▶ [Set problem 1]
Repeat the part of the immigration polling article starting with "Immigration is a political" and going on through "studying manipulated polls.", word for word.

▶ [Supplied passage]
§
Academic: Polls Show Immigration Is a Loser for Democrats

The Associated Press
The Associated Press

Immigration is a political winner for the GOP because more Republicans care about it more strongly than do Democrats, says an academic who has made a career studying manipulated polls.

“Democratic voters who support immigration simply do not see the issue as important as do the predominantly Republican voters who oppose it … [so GOP] opponents remain more politically influential than supporters,” said a July 14 op-ed in the Washington Post.

Alexander Kustov, an assistant professor at the University of North Carolina at Charlotte, continued:

Even though more Americans are telling pollsters [such as Gallup] that they support immigration, lawmakers hesitate to tackle immigration policy in ways that would make it easier to enter the United States. My research suggests that they’re right to be cautious. Americans who oppose immigration are far more engaged and active on the issue than are immigration supporters.

In fact, given the increased national attention to immigration over the past decades, the number of people who actively oppose immigration has actually increased.

Kustov’s peer-reviewed study says:

during the time of high contextual salience of immigration in 2016, the numbers were approximately 2% [pro-migration] vs 12% [anti-migration] of all respondents indicating a very large public opinion skew in favor of the anti-immigration cause … [Also,] compared to pro-immigration voters, anti-immigration voters care more about immigration in particular–not politics in general.

This shift against immigration is likely also obscured by poor polls, Kostuv wrote in the Washington Post:

people who agree to participate in surveys tend to be more liberal and more ideologically extreme than the general population. People’s refusal to participate in public opinion surveys has only increased over the past decades. As a result, recent polls may be overestimating increases in pro-immigration views.

However, Kustov’s cautious op-ed sidelined questions about why voters rationally oppose migration.

In fact, he even suggests that the record death toll of migrants at the border should encourage Americans to admit more migrants.
§
▶ [Source material]

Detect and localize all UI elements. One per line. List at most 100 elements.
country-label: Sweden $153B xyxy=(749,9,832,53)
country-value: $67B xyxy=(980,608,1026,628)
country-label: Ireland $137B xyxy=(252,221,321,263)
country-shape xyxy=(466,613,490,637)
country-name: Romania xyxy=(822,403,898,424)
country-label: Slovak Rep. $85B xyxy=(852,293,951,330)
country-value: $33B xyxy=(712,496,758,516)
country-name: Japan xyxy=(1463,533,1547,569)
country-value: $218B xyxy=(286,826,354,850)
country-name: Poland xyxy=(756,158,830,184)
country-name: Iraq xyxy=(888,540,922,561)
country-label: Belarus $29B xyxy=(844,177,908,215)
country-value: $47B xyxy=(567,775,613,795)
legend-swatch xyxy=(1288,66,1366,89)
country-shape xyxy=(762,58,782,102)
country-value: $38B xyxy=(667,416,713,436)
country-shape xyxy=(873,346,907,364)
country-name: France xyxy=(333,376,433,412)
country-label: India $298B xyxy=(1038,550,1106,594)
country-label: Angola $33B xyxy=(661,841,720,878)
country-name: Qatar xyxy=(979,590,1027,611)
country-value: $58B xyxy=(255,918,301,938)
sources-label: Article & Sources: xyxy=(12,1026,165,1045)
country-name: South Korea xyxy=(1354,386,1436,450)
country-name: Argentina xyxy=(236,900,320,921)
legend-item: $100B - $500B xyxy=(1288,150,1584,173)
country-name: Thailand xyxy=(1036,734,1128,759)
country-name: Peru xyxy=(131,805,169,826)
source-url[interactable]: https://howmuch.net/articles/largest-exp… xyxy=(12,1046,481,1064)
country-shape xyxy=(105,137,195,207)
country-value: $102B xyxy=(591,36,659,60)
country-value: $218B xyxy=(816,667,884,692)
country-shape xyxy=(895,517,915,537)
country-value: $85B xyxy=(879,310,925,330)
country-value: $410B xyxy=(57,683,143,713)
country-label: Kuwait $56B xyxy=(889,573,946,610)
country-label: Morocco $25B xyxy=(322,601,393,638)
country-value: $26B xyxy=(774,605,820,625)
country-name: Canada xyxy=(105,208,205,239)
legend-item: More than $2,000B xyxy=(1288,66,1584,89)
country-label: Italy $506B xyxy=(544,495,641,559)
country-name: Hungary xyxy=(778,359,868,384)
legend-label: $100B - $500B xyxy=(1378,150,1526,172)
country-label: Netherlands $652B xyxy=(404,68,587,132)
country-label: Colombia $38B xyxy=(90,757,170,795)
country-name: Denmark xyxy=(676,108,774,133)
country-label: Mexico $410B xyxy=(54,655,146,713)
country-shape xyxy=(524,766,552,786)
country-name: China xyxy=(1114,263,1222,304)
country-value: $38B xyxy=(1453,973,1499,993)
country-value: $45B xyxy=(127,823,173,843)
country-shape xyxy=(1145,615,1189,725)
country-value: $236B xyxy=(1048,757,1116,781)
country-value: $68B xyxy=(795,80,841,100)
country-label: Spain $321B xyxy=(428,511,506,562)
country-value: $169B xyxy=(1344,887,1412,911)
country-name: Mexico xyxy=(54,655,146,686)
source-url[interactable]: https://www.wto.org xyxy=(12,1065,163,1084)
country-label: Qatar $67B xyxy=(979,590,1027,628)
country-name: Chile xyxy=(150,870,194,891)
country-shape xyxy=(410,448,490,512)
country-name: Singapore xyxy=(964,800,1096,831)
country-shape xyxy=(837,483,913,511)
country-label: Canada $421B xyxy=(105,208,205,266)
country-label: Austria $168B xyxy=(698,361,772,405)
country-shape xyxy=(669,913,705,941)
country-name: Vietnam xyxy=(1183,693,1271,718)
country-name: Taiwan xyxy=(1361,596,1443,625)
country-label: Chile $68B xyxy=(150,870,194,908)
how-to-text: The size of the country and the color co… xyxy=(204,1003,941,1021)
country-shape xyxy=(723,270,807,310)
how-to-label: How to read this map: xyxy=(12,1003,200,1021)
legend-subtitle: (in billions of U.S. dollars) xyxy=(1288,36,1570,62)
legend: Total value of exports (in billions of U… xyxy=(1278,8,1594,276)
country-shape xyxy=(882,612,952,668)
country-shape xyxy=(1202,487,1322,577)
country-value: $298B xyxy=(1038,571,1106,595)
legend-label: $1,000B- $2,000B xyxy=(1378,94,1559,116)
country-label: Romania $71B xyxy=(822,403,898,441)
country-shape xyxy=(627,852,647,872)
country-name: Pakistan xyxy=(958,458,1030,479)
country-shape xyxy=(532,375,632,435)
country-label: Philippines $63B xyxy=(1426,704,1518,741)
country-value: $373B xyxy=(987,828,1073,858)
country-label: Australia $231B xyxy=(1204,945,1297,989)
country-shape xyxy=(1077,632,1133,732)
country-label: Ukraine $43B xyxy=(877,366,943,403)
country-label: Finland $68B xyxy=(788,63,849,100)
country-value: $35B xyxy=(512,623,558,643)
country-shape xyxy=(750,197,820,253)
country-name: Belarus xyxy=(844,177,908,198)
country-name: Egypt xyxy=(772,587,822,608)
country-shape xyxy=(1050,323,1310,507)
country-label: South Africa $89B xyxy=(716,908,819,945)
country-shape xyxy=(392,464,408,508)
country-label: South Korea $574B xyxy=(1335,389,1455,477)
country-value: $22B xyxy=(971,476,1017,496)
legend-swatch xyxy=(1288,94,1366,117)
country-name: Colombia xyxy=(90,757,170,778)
§
▶ [Set problem 2]
Switch "country-value" to "export-value" in the rows, starting with the first line of the rows and going on through the line with "country-name: Japan xyxy=(1463,533,1547,569)". Give back only those lines, otherwise unchanged.

▶ [Task output 1]
Immigration is a political winner for the GOP because more Republicans care about it more strongly than do Democrats, says an academic who has made a career studying manipulated polls.

▶ [Task output 2]
Detect and localize all UI elements. One per line. List at most 100 elements.
country-label: Sweden $153B xyxy=(749,9,832,53)
export-value: $67B xyxy=(980,608,1026,628)
country-label: Ireland $137B xyxy=(252,221,321,263)
country-shape xyxy=(466,613,490,637)
country-name: Romania xyxy=(822,403,898,424)
country-label: Slovak Rep. $85B xyxy=(852,293,951,330)
export-value: $33B xyxy=(712,496,758,516)
country-name: Japan xyxy=(1463,533,1547,569)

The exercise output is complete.